Stored data:
________________________________________

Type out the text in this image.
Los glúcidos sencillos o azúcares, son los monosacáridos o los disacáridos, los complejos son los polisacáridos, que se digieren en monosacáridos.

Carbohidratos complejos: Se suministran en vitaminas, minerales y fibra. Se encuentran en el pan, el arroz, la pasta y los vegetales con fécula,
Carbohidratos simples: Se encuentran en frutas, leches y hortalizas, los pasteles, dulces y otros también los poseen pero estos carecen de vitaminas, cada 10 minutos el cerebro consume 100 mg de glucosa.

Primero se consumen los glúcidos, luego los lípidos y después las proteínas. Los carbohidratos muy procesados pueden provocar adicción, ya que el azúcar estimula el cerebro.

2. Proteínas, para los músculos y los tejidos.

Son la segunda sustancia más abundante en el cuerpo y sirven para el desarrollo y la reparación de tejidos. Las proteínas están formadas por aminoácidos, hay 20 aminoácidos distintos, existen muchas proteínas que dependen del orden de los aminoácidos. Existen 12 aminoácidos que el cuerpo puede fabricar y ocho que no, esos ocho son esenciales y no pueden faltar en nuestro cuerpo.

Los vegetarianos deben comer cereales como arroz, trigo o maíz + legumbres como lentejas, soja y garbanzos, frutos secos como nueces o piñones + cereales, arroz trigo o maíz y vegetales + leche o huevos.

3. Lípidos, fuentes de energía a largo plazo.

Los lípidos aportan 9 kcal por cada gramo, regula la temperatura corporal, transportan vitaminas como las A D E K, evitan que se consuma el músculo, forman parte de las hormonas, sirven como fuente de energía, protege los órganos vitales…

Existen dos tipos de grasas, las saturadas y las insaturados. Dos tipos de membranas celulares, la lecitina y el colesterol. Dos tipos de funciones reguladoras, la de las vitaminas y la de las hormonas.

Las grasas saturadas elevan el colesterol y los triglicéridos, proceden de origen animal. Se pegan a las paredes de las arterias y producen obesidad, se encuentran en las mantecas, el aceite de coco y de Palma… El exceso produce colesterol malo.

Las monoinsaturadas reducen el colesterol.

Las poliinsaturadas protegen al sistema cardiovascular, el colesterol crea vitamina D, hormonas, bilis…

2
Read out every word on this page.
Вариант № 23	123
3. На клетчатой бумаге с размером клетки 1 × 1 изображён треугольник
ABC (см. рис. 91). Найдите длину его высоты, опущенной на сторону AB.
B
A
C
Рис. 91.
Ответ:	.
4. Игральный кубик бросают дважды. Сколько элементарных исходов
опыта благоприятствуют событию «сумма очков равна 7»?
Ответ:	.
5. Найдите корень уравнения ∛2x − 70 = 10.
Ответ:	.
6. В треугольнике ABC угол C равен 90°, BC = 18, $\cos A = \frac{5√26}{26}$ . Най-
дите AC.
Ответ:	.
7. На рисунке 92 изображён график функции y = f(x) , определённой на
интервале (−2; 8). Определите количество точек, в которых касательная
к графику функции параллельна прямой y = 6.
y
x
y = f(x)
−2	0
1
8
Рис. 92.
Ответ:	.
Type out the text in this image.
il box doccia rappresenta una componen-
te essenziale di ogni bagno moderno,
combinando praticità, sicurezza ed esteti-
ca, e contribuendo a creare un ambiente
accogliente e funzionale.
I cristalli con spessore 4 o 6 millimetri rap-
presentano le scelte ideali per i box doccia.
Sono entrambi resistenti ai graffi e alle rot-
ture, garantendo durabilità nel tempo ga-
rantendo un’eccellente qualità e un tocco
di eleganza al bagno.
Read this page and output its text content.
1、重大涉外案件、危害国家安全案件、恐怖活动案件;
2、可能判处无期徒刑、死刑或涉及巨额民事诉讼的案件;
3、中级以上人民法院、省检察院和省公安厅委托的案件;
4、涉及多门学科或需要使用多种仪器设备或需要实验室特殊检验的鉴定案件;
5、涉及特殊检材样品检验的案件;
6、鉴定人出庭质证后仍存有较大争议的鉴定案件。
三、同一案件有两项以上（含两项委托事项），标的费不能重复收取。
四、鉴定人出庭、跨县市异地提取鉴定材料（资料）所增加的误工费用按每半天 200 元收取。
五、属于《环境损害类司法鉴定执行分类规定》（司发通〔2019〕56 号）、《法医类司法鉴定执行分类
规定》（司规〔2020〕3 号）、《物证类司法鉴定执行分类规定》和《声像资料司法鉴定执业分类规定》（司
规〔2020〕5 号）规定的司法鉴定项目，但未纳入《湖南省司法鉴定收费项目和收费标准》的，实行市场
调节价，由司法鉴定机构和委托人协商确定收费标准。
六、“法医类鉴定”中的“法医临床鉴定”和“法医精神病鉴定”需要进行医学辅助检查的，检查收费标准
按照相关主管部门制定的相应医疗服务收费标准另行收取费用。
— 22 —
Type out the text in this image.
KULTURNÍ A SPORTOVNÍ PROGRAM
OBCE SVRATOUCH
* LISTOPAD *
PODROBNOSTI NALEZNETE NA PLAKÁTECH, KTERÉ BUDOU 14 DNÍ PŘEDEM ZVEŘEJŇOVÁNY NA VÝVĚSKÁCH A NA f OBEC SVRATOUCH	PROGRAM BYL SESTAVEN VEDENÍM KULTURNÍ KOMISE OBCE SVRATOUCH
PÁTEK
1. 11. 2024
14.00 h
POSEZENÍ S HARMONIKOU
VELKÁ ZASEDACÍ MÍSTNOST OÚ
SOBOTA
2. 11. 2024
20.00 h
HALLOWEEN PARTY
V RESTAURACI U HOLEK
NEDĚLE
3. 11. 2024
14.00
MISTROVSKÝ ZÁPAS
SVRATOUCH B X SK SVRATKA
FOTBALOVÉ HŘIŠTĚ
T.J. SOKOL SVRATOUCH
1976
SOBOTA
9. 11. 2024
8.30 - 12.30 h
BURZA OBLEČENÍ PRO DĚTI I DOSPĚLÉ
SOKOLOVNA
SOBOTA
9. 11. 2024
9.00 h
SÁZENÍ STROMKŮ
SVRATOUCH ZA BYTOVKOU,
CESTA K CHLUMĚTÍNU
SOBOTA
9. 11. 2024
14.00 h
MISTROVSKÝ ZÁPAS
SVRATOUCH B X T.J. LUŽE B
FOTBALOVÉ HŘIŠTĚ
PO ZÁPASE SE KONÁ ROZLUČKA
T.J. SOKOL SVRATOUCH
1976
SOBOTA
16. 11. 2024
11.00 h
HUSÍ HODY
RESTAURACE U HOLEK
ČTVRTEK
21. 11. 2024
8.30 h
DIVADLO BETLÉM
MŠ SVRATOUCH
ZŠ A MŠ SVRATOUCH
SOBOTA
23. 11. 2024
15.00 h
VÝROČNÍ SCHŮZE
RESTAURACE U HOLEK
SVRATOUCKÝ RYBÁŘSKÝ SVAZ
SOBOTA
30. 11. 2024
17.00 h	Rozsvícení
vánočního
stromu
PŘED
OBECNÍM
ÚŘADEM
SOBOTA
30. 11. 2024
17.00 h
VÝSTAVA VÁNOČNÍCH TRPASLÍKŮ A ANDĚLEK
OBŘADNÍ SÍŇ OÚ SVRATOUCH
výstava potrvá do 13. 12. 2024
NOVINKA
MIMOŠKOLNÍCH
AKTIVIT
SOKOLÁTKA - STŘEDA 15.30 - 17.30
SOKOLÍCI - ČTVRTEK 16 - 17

________________________________________

Exercise task: State how many lines of the listing above hold the word "bagno", with nothing but the number.

Answer to the task: 2